(Spatial annotation entries)
--- --- ---

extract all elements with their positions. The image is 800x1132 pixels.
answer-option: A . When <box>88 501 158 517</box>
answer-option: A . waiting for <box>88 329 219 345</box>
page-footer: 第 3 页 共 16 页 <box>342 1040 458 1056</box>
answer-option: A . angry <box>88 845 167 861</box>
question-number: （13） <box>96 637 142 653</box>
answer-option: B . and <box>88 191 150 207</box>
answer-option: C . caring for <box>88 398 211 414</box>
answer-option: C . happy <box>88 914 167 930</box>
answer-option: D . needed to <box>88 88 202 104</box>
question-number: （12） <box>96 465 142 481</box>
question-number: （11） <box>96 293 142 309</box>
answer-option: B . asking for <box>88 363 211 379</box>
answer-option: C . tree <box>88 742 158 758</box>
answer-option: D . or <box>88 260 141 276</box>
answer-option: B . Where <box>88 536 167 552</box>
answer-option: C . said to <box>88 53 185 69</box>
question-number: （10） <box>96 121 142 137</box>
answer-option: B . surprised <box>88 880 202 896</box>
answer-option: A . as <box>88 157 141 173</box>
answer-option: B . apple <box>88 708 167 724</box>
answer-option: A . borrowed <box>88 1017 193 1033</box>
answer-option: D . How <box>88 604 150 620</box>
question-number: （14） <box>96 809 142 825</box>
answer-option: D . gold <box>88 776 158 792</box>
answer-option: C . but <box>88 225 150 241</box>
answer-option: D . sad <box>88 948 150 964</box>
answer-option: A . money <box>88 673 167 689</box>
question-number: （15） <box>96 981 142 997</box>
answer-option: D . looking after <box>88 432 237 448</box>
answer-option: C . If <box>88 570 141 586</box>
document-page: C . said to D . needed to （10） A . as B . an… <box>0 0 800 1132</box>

--- --- ---

§ YOUR OBJECTIVE: Reproduce all the items above, substituting "answer-choice" for every occurrence of "answer-option" and leaving everything else unchanged.

§ TASK OUTPUT:
extract all elements with their positions. The image is 800x1132 pixels.
answer-choice: A . When <box>88 501 158 517</box>
answer-choice: A . waiting for <box>88 329 219 345</box>
page-footer: 第 3 页 共 16 页 <box>342 1040 458 1056</box>
answer-choice: A . angry <box>88 845 167 861</box>
question-number: （13） <box>96 637 142 653</box>
answer-choice: B . and <box>88 191 150 207</box>
answer-choice: C . caring for <box>88 398 211 414</box>
answer-choice: C . happy <box>88 914 167 930</box>
answer-choice: D . needed to <box>88 88 202 104</box>
question-number: （12） <box>96 465 142 481</box>
question-number: （11） <box>96 293 142 309</box>
answer-choice: B . asking for <box>88 363 211 379</box>
answer-choice: C . tree <box>88 742 158 758</box>
answer-choice: D . or <box>88 260 141 276</box>
answer-choice: B . Where <box>88 536 167 552</box>
answer-choice: C . said to <box>88 53 185 69</box>
question-number: （10） <box>96 121 142 137</box>
answer-choice: B . surprised <box>88 880 202 896</box>
answer-choice: A . as <box>88 157 141 173</box>
answer-choice: B . apple <box>88 708 167 724</box>
answer-choice: A . borrowed <box>88 1017 193 1033</box>
answer-choice: D . How <box>88 604 150 620</box>
question-number: （14） <box>96 809 142 825</box>
answer-choice: D . gold <box>88 776 158 792</box>
answer-choice: C . but <box>88 225 150 241</box>
answer-choice: D . sad <box>88 948 150 964</box>
answer-choice: A . money <box>88 673 167 689</box>
question-number: （15） <box>96 981 142 997</box>
answer-choice: D . looking after <box>88 432 237 448</box>
answer-choice: C . If <box>88 570 141 586</box>
document-page: C . said to D . needed to （10） A . as B . an… <box>0 0 800 1132</box>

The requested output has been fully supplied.